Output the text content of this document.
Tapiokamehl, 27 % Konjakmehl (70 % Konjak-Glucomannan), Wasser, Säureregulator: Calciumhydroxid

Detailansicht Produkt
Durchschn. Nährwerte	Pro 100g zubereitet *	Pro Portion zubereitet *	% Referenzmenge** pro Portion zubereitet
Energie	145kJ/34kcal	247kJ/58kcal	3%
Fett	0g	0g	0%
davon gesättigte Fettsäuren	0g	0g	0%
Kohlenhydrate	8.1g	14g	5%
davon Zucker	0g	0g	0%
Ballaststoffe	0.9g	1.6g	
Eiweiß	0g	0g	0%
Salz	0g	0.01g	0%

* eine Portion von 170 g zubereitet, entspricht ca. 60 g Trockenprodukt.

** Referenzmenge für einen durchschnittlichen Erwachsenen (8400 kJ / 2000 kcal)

● **Requirements**
Transcribe all of the material exactly. Omit nothing.

● **Result**
Output the text content of this document.
Tapiokamehl, 27 % Konjakmehl (70 % Konjak-Glucomannan), Wasser, Säureregulator: Calciumhydroxid

Detailansicht Produkt
Durchschn. Nährwerte	Pro 100g zubereitet *	Pro Portion zubereitet *	% Referenzmenge** pro Portion zubereitet
Energie	145kJ/34kcal	247kJ/58kcal	3%
Fett	0g	0g	0%
davon gesättigte Fettsäuren	0g	0g	0%
Kohlenhydrate	8.1g	14g	5%
davon Zucker	0g	0g	0%
Ballaststoffe	0.9g	1.6g	
Eiweiß	0g	0g	0%
Salz	0g	0.01g	0%

* eine Portion von 170 g zubereitet, entspricht ca. 60 g Trockenprodukt.

** Referenzmenge für einen durchschnittlichen Erwachsenen (8400 kJ / 2000 kcal)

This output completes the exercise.